§ YOUR INSTRUCTIONS: Extract each line of the data and write it out again exactly.

— start AVAILABLE DATA —

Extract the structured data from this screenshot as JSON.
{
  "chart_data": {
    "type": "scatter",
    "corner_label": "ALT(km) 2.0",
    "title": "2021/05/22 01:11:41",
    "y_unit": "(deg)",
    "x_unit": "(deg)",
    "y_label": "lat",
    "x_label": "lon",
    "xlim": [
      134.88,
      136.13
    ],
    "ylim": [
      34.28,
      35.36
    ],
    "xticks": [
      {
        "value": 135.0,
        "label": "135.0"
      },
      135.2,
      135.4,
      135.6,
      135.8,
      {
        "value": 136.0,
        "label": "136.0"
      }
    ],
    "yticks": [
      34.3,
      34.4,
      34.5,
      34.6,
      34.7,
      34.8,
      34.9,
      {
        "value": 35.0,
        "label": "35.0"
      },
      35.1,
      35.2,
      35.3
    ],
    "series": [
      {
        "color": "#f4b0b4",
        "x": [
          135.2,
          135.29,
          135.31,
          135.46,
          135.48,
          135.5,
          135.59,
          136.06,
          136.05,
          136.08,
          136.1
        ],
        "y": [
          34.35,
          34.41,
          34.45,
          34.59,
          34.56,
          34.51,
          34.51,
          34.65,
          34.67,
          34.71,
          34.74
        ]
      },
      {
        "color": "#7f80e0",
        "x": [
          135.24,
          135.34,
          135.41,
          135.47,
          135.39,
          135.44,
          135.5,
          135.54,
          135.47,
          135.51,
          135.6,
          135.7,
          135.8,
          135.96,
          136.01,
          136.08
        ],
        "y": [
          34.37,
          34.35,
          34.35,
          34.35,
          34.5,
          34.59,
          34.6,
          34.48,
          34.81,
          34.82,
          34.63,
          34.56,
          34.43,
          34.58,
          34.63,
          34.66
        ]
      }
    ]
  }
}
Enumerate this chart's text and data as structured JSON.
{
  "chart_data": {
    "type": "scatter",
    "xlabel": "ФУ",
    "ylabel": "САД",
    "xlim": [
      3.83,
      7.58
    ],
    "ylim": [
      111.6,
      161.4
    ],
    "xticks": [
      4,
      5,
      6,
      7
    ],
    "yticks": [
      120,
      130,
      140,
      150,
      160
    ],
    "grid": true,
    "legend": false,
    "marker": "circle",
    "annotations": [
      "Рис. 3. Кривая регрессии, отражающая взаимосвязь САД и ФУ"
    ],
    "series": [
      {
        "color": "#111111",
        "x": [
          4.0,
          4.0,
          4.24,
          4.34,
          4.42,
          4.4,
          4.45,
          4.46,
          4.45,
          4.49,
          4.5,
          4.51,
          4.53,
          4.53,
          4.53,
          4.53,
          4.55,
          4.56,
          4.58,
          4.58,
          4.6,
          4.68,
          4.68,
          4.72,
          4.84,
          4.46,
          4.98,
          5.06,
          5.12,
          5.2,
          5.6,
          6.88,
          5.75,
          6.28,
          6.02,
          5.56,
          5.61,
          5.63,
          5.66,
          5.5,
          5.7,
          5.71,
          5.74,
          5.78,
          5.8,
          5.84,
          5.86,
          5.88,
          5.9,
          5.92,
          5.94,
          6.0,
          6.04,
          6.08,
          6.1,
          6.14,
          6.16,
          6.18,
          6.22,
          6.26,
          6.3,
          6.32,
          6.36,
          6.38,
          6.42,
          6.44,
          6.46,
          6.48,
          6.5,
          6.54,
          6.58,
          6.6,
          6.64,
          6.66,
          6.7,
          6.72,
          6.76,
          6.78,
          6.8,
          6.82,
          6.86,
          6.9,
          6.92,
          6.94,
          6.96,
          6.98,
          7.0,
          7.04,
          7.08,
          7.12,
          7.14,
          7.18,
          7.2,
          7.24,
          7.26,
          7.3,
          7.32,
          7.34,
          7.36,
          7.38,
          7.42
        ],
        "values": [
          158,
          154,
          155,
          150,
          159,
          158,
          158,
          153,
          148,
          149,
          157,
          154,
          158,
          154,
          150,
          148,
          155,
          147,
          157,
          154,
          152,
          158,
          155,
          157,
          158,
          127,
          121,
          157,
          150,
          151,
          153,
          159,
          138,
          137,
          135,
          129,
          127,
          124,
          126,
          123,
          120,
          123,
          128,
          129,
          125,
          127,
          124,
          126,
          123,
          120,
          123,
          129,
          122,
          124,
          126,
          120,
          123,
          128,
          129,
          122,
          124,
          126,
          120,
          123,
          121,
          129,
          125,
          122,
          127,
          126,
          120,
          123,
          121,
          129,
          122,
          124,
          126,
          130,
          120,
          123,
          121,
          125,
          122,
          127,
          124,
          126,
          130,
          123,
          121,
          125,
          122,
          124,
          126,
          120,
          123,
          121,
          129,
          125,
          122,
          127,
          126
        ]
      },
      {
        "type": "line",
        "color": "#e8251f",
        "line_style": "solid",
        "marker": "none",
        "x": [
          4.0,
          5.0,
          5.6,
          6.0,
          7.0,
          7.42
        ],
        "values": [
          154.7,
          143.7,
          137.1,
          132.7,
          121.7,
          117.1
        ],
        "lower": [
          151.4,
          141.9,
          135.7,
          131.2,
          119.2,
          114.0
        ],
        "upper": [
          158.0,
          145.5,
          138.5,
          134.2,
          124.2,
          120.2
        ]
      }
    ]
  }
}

— end AVAILABLE DATA —

§ ANSWER:
Extract the structured data from this screenshot as JSON.
{
  "chart_data": {
    "type": "scatter",
    "corner_label": "ALT(km) 2.0",
    "title": "2021/05/22 01:11:41",
    "y_unit": "(deg)",
    "x_unit": "(deg)",
    "y_label": "lat",
    "x_label": "lon",
    "xlim": [
      134.88,
      136.13
    ],
    "ylim": [
      34.28,
      35.36
    ],
    "xticks": [
      {
        "value": 135.0,
        "label": "135.0"
      },
      135.2,
      135.4,
      135.6,
      135.8,
      {
        "value": 136.0,
        "label": "136.0"
      }
    ],
    "yticks": [
      34.3,
      34.4,
      34.5,
      34.6,
      34.7,
      34.8,
      34.9,
      {
        "value": 35.0,
        "label": "35.0"
      },
      35.1,
      35.2,
      35.3
    ],
    "series": [
      {
        "color": "#f4b0b4",
        "x": [
          135.2,
          135.29,
          135.31,
          135.46,
          135.48,
          135.5,
          135.59,
          136.06,
          136.05,
          136.08,
          136.1
        ],
        "y": [
          34.35,
          34.41,
          34.45,
          34.59,
          34.56,
          34.51,
          34.51,
          34.65,
          34.67,
          34.71,
          34.74
        ]
      },
      {
        "color": "#7f80e0",
        "x": [
          135.24,
          135.34,
          135.41,
          135.47,
          135.39,
          135.44,
          135.5,
          135.54,
          135.47,
          135.51,
          135.6,
          135.7,
          135.8,
          135.96,
          136.01,
          136.08
        ],
        "y": [
          34.37,
          34.35,
          34.35,
          34.35,
          34.5,
          34.59,
          34.6,
          34.48,
          34.81,
          34.82,
          34.63,
          34.56,
          34.43,
          34.58,
          34.63,
          34.66
        ]
      }
    ]
  }
}
Enumerate this chart's text and data as structured JSON.
{
  "chart_data": {
    "type": "scatter",
    "xlabel": "ФУ",
    "ylabel": "САД",
    "xlim": [
      3.83,
      7.58
    ],
    "ylim": [
      111.6,
      161.4
    ],
    "xticks": [
      4,
      5,
      6,
      7
    ],
    "yticks": [
      120,
      130,
      140,
      150,
      160
    ],
    "grid": true,
    "legend": false,
    "marker": "circle",
    "annotations": [
      "Рис. 3. Кривая регрессии, отражающая взаимосвязь САД и ФУ"
    ],
    "series": [
      {
        "color": "#111111",
        "x": [
          4.0,
          4.0,
          4.24,
          4.34,
          4.42,
          4.4,
          4.45,
          4.46,
          4.45,
          4.49,
          4.5,
          4.51,
          4.53,
          4.53,
          4.53,
          4.53,
          4.55,
          4.56,
          4.58,
          4.58,
          4.6,
          4.68,
          4.68,
          4.72,
          4.84,
          4.46,
          4.98,
          5.06,
          5.12,
          5.2,
          5.6,
          6.88,
          5.75,
          6.28,
          6.02,
          5.56,
          5.61,
          5.63,
          5.66,
          5.5,
          5.7,
          5.71,
          5.74,
          5.78,
          5.8,
          5.84,
          5.86,
          5.88,
          5.9,
          5.92,
          5.94,
          6.0,
          6.04,
          6.08,
          6.1,
          6.14,
          6.16,
          6.18,
          6.22,
          6.26,
          6.3,
          6.32,
          6.36,
          6.38,
          6.42,
          6.44,
          6.46,
          6.48,
          6.5,
          6.54,
          6.58,
          6.6,
          6.64,
          6.66,
          6.7,
          6.72,
          6.76,
          6.78,
          6.8,
          6.82,
          6.86,
          6.9,
          6.92,
          6.94,
          6.96,
          6.98,
          7.0,
          7.04,
          7.08,
          7.12,
          7.14,
          7.18,
          7.2,
          7.24,
          7.26,
          7.3,
          7.32,
          7.34,
          7.36,
          7.38,
          7.42
        ],
        "values": [
          158,
          154,
          155,
          150,
          159,
          158,
          158,
          153,
          148,
          149,
          157,
          154,
          158,
          154,
          150,
          148,
          155,
          147,
          157,
          154,
          152,
          158,
          155,
          157,
          158,
          127,
          121,
          157,
          150,
          151,
          153,
          159,
          138,
          137,
          135,
          129,
          127,
          124,
          126,
          123,
          120,
          123,
          128,
          129,
          125,
          127,
          124,
          126,
          123,
          120,
          123,
          129,
          122,
          124,
          126,
          120,
          123,
          128,
          129,
          122,
          124,
          126,
          120,
          123,
          121,
          129,
          125,
          122,
          127,
          126,
          120,
          123,
          121,
          129,
          122,
          124,
          126,
          130,
          120,
          123,
          121,
          125,
          122,
          127,
          124,
          126,
          130,
          123,
          121,
          125,
          122,
          124,
          126,
          120,
          123,
          121,
          129,
          125,
          122,
          127,
          126
        ]
      },
      {
        "type": "line",
        "color": "#e8251f",
        "line_style": "solid",
        "marker": "none",
        "x": [
          4.0,
          5.0,
          5.6,
          6.0,
          7.0,
          7.42
        ],
        "values": [
          154.7,
          143.7,
          137.1,
          132.7,
          121.7,
          117.1
        ],
        "lower": [
          151.4,
          141.9,
          135.7,
          131.2,
          119.2,
          114.0
        ],
        "upper": [
          158.0,
          145.5,
          138.5,
          134.2,
          124.2,
          120.2
        ]
      }
    ]
  }
}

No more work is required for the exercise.